_Exercise task_. Reproduce each record below exactly as written.

** START OF Material supplied **

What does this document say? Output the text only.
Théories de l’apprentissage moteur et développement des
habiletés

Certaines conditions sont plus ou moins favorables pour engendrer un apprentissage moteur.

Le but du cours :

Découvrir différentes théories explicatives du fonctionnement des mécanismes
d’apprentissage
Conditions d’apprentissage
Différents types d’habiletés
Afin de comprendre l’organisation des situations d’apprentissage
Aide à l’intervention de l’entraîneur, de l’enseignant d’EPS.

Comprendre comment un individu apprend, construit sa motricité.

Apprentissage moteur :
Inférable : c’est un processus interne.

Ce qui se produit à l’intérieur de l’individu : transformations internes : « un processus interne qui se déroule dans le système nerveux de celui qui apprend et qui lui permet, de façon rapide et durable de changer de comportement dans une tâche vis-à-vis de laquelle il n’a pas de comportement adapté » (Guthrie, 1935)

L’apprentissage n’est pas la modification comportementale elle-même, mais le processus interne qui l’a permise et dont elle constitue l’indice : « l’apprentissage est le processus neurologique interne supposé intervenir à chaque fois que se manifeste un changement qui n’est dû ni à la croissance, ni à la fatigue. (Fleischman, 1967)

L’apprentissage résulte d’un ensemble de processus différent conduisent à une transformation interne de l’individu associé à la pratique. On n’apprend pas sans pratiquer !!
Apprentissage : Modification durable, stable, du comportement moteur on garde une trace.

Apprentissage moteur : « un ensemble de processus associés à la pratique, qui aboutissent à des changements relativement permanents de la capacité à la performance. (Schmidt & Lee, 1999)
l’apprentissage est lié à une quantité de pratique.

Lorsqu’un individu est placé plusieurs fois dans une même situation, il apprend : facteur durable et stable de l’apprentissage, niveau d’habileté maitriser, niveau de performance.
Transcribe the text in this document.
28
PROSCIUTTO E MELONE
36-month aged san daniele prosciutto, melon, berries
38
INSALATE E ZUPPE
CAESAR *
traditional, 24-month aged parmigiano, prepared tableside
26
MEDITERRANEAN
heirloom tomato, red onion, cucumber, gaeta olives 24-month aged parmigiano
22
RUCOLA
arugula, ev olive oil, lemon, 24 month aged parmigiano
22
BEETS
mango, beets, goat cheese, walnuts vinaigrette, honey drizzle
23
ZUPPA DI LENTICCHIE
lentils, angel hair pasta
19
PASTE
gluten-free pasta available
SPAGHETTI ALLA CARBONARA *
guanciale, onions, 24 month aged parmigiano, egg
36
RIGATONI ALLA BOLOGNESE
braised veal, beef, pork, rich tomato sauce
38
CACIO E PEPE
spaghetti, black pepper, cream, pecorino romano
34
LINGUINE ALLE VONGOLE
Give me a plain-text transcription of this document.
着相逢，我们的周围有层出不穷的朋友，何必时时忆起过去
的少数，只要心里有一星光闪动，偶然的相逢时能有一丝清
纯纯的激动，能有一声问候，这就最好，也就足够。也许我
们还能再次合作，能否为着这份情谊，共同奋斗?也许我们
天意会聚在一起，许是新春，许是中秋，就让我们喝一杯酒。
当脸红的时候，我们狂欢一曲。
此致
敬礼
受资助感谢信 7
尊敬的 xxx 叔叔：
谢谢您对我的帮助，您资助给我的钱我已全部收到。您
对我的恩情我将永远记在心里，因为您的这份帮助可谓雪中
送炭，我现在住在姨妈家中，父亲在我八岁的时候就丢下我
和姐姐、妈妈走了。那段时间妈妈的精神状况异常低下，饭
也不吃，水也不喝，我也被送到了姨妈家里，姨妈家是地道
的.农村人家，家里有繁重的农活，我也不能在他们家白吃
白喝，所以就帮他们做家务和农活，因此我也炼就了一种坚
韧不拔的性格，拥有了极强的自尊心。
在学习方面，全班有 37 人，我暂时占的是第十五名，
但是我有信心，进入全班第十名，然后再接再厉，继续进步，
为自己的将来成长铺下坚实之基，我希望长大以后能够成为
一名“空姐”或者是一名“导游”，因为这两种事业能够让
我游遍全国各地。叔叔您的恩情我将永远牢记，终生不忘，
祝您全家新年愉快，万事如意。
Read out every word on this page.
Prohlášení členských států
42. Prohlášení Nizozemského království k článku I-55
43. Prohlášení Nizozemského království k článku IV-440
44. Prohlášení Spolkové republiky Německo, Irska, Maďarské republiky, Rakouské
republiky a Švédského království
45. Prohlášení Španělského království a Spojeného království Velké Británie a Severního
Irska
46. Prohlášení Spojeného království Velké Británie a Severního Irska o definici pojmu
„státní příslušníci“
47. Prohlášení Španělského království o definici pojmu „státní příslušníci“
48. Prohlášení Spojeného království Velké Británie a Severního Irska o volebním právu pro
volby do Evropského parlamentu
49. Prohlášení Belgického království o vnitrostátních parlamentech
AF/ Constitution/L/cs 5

** END OF Material supplied **

_Answer below_.
What does this document say? Output the text only.
Théories de l’apprentissage moteur et développement des
habiletés

Certaines conditions sont plus ou moins favorables pour engendrer un apprentissage moteur.

Le but du cours :

Découvrir différentes théories explicatives du fonctionnement des mécanismes
d’apprentissage
Conditions d’apprentissage
Différents types d’habiletés
Afin de comprendre l’organisation des situations d’apprentissage
Aide à l’intervention de l’entraîneur, de l’enseignant d’EPS.

Comprendre comment un individu apprend, construit sa motricité.

Apprentissage moteur :
Inférable : c’est un processus interne.

Ce qui se produit à l’intérieur de l’individu : transformations internes : « un processus interne qui se déroule dans le système nerveux de celui qui apprend et qui lui permet, de façon rapide et durable de changer de comportement dans une tâche vis-à-vis de laquelle il n’a pas de comportement adapté » (Guthrie, 1935)

L’apprentissage n’est pas la modification comportementale elle-même, mais le processus interne qui l’a permise et dont elle constitue l’indice : « l’apprentissage est le processus neurologique interne supposé intervenir à chaque fois que se manifeste un changement qui n’est dû ni à la croissance, ni à la fatigue. (Fleischman, 1967)

L’apprentissage résulte d’un ensemble de processus différent conduisent à une transformation interne de l’individu associé à la pratique. On n’apprend pas sans pratiquer !!
Apprentissage : Modification durable, stable, du comportement moteur on garde une trace.

Apprentissage moteur : « un ensemble de processus associés à la pratique, qui aboutissent à des changements relativement permanents de la capacité à la performance. (Schmidt & Lee, 1999)
l’apprentissage est lié à une quantité de pratique.

Lorsqu’un individu est placé plusieurs fois dans une même situation, il apprend : facteur durable et stable de l’apprentissage, niveau d’habileté maitriser, niveau de performance.
Transcribe the text in this document.
28
PROSCIUTTO E MELONE
36-month aged san daniele prosciutto, melon, berries
38
INSALATE E ZUPPE
CAESAR *
traditional, 24-month aged parmigiano, prepared tableside
26
MEDITERRANEAN
heirloom tomato, red onion, cucumber, gaeta olives 24-month aged parmigiano
22
RUCOLA
arugula, ev olive oil, lemon, 24 month aged parmigiano
22
BEETS
mango, beets, goat cheese, walnuts vinaigrette, honey drizzle
23
ZUPPA DI LENTICCHIE
lentils, angel hair pasta
19
PASTE
gluten-free pasta available
SPAGHETTI ALLA CARBONARA *
guanciale, onions, 24 month aged parmigiano, egg
36
RIGATONI ALLA BOLOGNESE
braised veal, beef, pork, rich tomato sauce
38
CACIO E PEPE
spaghetti, black pepper, cream, pecorino romano
34
LINGUINE ALLE VONGOLE
Give me a plain-text transcription of this document.
着相逢，我们的周围有层出不穷的朋友，何必时时忆起过去
的少数，只要心里有一星光闪动，偶然的相逢时能有一丝清
纯纯的激动，能有一声问候，这就最好，也就足够。也许我
们还能再次合作，能否为着这份情谊，共同奋斗?也许我们
天意会聚在一起，许是新春，许是中秋，就让我们喝一杯酒。
当脸红的时候，我们狂欢一曲。
此致
敬礼
受资助感谢信 7
尊敬的 xxx 叔叔：
谢谢您对我的帮助，您资助给我的钱我已全部收到。您
对我的恩情我将永远记在心里，因为您的这份帮助可谓雪中
送炭，我现在住在姨妈家中，父亲在我八岁的时候就丢下我
和姐姐、妈妈走了。那段时间妈妈的精神状况异常低下，饭
也不吃，水也不喝，我也被送到了姨妈家里，姨妈家是地道
的.农村人家，家里有繁重的农活，我也不能在他们家白吃
白喝，所以就帮他们做家务和农活，因此我也炼就了一种坚
韧不拔的性格，拥有了极强的自尊心。
在学习方面，全班有 37 人，我暂时占的是第十五名，
但是我有信心，进入全班第十名，然后再接再厉，继续进步，
为自己的将来成长铺下坚实之基，我希望长大以后能够成为
一名“空姐”或者是一名“导游”，因为这两种事业能够让
我游遍全国各地。叔叔您的恩情我将永远牢记，终生不忘，
祝您全家新年愉快，万事如意。
Read out every word on this page.
Prohlášení členských států
42. Prohlášení Nizozemského království k článku I-55
43. Prohlášení Nizozemského království k článku IV-440
44. Prohlášení Spolkové republiky Německo, Irska, Maďarské republiky, Rakouské
republiky a Švédského království
45. Prohlášení Španělského království a Spojeného království Velké Británie a Severního
Irska
46. Prohlášení Spojeného království Velké Británie a Severního Irska o definici pojmu
„státní příslušníci“
47. Prohlášení Španělského království o definici pojmu „státní příslušníci“
48. Prohlášení Spojeného království Velké Británie a Severního Irska o volebním právu pro
volby do Evropského parlamentu
49. Prohlášení Belgického království o vnitrostátních parlamentech
AF/ Constitution/L/cs 5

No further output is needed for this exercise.